§ **Figure record listings**:
========================

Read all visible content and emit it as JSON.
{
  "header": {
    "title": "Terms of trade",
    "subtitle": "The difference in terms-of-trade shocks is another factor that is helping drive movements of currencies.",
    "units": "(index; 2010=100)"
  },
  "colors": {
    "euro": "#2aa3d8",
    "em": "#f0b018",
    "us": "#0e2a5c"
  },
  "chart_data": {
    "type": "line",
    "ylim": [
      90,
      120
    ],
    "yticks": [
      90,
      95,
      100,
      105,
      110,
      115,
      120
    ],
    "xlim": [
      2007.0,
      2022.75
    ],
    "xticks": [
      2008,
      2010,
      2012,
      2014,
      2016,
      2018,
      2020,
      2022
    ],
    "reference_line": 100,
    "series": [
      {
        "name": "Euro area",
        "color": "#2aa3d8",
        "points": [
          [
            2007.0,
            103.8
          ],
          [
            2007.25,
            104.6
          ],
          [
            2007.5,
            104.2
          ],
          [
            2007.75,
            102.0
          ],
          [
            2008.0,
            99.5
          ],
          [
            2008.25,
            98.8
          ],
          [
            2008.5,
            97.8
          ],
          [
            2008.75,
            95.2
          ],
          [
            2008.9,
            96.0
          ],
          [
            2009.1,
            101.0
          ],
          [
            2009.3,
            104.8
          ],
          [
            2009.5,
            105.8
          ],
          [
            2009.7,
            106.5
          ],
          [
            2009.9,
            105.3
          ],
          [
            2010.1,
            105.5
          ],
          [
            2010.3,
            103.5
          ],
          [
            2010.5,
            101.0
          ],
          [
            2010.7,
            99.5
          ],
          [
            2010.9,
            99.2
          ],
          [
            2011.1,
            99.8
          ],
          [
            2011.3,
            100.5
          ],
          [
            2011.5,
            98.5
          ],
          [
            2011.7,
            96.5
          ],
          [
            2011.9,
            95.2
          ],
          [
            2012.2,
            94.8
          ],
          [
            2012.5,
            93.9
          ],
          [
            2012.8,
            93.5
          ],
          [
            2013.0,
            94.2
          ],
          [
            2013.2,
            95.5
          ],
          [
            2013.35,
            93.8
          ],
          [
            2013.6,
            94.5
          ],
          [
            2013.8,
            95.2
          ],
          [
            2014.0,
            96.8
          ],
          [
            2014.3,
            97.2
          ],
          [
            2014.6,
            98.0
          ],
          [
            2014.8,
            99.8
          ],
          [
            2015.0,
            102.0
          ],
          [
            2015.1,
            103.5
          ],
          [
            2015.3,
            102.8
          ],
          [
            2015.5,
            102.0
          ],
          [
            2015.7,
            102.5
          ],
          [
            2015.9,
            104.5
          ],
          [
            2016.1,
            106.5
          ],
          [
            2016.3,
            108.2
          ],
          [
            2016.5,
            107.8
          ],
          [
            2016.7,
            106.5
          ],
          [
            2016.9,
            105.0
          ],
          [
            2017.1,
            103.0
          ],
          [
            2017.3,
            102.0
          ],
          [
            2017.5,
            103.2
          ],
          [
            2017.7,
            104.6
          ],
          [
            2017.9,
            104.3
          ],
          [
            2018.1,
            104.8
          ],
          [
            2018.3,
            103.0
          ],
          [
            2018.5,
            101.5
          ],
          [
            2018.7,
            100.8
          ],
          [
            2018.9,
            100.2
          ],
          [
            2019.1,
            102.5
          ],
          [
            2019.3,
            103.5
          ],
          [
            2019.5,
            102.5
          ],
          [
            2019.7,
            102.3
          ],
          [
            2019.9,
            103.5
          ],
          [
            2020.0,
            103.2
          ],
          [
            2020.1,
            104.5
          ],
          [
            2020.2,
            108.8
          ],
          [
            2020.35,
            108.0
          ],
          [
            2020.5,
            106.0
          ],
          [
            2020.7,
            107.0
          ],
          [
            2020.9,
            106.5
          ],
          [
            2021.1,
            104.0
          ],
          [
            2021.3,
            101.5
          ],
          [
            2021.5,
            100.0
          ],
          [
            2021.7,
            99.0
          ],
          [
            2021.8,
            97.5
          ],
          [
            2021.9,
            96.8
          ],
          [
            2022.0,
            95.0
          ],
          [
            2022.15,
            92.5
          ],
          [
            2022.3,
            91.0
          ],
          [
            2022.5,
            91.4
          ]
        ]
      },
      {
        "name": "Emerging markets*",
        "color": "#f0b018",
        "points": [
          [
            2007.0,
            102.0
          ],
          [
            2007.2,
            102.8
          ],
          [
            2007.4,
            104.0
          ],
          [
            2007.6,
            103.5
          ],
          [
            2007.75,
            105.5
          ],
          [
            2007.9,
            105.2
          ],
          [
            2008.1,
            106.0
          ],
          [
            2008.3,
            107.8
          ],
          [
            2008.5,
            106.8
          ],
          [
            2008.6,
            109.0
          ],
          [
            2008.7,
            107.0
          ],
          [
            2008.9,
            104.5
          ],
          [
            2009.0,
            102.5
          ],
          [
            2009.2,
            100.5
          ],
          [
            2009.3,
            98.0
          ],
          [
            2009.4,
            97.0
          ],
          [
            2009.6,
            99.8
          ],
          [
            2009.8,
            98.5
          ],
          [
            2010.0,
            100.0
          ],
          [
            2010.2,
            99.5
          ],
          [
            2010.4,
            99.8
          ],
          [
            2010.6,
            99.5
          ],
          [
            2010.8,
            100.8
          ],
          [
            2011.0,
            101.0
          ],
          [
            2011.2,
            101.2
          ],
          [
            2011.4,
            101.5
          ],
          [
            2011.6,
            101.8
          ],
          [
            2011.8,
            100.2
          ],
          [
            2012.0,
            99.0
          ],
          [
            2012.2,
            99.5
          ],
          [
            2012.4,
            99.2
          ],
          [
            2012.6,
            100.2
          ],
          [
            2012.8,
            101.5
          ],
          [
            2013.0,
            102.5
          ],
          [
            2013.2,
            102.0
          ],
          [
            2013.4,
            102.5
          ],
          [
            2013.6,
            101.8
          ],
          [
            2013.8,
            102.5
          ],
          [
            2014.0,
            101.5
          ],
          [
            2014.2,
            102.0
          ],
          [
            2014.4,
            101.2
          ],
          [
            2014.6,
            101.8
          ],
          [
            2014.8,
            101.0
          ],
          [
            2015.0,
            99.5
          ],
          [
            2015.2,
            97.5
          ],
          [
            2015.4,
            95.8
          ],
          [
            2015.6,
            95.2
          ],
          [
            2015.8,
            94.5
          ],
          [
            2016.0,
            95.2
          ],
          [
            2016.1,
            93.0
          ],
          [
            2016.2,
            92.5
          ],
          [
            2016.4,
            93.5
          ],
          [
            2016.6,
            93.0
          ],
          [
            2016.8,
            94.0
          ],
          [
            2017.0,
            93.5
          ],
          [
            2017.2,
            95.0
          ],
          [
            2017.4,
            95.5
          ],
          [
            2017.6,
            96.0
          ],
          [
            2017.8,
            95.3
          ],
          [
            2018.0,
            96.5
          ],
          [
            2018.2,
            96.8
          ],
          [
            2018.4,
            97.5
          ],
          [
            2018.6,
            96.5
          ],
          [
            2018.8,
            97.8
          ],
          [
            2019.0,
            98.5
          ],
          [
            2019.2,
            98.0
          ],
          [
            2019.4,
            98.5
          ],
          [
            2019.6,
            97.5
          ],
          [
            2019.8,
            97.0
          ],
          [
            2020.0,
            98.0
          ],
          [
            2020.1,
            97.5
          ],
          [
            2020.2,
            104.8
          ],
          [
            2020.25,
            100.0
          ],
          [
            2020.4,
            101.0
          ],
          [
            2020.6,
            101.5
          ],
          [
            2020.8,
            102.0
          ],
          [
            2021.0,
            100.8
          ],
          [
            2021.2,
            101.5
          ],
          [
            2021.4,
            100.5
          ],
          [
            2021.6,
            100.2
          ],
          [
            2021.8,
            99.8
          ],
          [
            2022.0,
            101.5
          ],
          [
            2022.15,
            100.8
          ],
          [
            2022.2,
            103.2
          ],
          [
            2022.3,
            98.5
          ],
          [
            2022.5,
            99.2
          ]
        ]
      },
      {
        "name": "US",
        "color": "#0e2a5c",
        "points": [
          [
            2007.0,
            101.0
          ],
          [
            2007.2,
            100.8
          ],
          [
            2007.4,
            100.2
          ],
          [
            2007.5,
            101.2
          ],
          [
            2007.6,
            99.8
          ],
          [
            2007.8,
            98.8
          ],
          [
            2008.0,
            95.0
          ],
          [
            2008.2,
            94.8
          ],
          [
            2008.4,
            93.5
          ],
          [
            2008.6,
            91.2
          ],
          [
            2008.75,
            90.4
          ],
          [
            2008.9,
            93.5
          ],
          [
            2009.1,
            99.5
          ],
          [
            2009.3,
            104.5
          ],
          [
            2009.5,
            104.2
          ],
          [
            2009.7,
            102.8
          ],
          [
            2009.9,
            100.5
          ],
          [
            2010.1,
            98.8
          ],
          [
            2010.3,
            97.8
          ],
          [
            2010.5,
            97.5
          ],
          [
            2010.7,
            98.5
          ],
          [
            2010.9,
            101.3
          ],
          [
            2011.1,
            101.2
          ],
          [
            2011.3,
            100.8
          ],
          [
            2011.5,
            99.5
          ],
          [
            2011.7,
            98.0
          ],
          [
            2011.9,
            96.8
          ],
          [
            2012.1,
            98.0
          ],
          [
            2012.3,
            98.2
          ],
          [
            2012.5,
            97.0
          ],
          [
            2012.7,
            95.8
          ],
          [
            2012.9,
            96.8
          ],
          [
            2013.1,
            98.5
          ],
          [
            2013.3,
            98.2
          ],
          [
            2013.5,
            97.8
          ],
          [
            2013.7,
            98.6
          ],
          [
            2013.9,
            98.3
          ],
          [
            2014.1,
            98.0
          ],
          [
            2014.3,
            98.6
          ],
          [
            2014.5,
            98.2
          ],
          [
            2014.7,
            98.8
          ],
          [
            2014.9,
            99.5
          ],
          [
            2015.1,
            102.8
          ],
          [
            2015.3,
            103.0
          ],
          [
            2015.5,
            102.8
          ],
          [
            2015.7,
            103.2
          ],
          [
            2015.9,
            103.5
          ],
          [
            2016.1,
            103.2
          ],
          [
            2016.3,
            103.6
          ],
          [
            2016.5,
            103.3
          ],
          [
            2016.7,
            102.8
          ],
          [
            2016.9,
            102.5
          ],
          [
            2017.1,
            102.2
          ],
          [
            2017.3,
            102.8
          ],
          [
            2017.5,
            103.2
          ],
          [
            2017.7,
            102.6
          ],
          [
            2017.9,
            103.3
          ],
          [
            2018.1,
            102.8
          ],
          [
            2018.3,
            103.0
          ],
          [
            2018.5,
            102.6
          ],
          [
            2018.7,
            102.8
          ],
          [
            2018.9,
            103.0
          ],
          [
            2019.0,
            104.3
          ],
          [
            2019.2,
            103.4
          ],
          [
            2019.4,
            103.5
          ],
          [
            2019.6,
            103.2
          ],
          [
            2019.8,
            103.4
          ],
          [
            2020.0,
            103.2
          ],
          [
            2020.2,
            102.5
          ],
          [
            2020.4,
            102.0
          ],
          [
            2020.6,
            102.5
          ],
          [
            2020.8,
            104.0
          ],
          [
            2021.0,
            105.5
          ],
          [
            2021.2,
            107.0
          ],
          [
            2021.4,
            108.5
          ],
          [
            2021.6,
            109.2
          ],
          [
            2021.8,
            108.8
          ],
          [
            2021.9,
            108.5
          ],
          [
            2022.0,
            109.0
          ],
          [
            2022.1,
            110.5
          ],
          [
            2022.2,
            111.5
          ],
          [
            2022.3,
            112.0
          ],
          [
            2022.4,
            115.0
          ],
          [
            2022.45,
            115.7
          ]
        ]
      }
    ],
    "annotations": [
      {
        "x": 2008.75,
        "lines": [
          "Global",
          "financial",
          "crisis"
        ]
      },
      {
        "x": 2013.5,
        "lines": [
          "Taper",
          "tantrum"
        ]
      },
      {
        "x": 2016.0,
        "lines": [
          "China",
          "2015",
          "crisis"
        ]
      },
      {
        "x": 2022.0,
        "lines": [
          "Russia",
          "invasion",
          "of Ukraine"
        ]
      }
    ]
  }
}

========================

§ **Goal**: Copy all lines from the material that include "trade".

§ **Answer to the task**:
    "title": "Terms of trade",
    "subtitle": "The difference in terms-of-trade shocks is another factor that is helping drive movements of currencies.",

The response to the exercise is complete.